◆ Records shown ◆
>> begin
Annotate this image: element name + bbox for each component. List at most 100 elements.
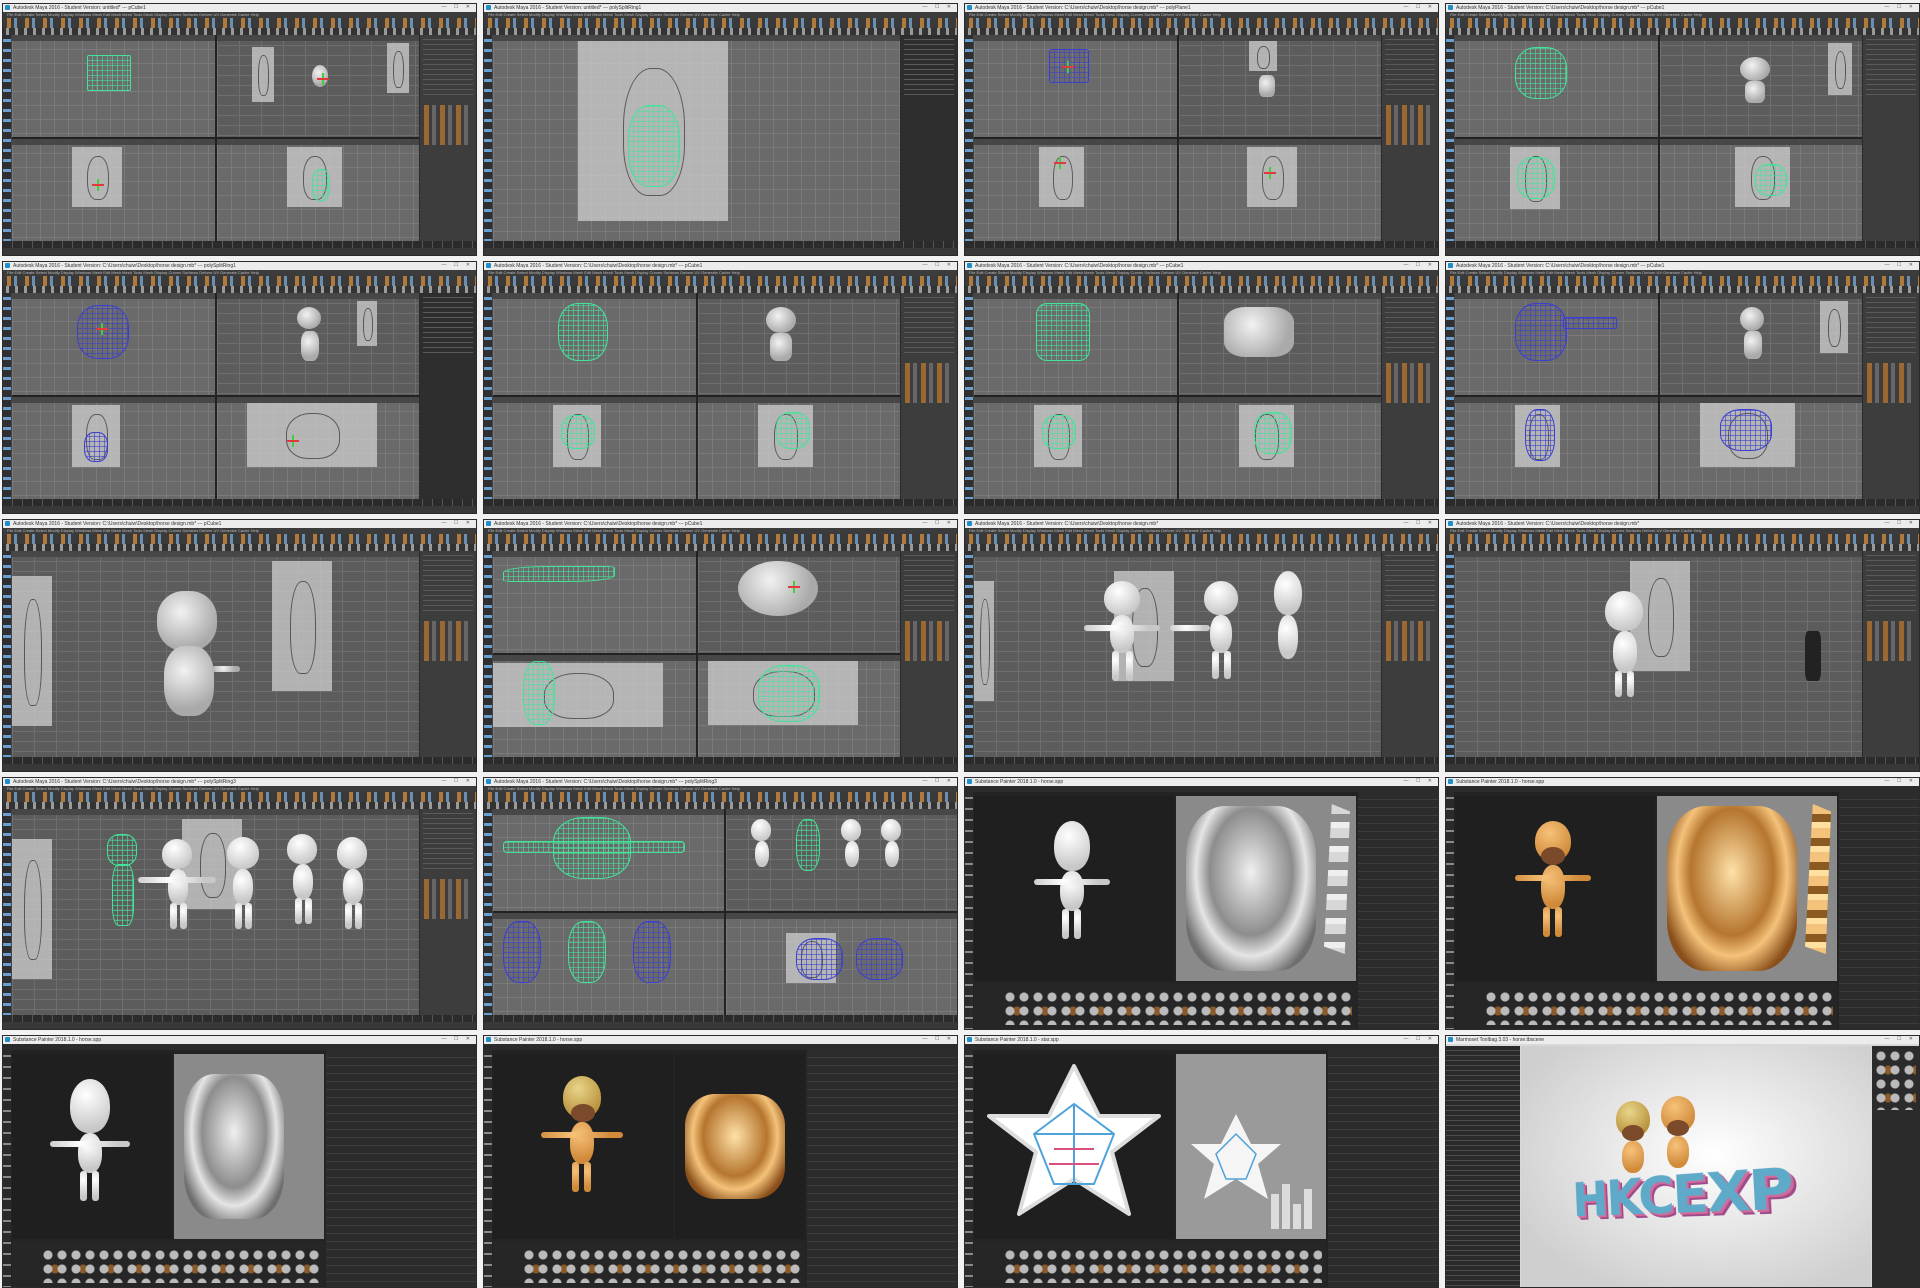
>> end
>> begin
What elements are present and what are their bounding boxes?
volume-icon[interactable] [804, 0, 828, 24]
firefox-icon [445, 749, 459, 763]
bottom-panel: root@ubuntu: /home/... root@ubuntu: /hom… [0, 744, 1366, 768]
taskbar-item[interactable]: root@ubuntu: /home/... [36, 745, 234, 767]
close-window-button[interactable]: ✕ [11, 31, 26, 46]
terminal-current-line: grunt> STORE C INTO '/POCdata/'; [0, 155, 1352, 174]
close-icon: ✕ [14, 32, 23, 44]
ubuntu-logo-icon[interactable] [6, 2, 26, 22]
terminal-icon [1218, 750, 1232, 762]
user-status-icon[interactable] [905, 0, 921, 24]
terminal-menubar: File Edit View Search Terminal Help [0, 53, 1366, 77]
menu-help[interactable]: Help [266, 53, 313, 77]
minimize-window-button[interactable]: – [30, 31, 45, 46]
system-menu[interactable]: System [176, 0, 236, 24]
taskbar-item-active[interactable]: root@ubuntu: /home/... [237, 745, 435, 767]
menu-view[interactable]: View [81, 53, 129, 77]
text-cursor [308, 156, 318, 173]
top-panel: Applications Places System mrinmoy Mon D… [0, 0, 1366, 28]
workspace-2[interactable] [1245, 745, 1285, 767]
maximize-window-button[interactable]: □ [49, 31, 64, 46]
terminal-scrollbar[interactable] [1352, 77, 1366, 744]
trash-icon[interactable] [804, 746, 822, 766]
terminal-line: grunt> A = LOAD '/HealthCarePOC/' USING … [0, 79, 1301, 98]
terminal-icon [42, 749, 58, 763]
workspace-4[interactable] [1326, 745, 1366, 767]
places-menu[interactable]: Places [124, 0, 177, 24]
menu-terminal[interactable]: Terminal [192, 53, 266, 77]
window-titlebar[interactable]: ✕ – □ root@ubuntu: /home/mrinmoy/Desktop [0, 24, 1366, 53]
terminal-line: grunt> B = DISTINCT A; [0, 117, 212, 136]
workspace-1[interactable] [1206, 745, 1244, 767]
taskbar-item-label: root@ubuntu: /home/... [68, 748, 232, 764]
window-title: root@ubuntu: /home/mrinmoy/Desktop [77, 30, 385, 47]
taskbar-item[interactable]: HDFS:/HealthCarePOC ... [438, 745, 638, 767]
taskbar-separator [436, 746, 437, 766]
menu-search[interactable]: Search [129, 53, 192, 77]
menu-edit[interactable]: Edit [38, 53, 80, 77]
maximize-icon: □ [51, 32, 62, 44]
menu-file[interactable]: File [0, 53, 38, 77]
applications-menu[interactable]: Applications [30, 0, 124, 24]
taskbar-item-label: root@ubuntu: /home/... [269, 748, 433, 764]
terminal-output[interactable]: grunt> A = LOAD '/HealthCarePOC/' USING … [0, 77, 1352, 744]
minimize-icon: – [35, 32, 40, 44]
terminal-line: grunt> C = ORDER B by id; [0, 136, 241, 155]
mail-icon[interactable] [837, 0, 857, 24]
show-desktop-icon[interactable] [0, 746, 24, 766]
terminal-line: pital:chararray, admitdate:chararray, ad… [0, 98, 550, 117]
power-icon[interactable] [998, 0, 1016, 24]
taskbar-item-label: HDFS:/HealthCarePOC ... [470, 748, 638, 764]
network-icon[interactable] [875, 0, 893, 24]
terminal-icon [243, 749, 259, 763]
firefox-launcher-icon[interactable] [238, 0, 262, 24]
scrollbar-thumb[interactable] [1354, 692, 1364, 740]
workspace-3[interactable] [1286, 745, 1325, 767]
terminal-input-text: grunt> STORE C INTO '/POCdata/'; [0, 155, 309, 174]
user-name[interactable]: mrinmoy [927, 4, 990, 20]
>> end
Change "firefox-icon" to "browser-icon" in the data lines starting with the line that contains "What elements are" and going on through the line that contains "close-window-button[interactable]: ✕ [11, 31, 26, 46]". Return only those lines, with everything else left the same.

◆ Result for this exercise ◆
What elements are present and what are their bounding boxes?
volume-icon[interactable] [804, 0, 828, 24]
browser-icon [445, 749, 459, 763]
bottom-panel: root@ubuntu: /home/... root@ubuntu: /hom… [0, 744, 1366, 768]
taskbar-item[interactable]: root@ubuntu: /home/... [36, 745, 234, 767]
close-window-button[interactable]: ✕ [11, 31, 26, 46]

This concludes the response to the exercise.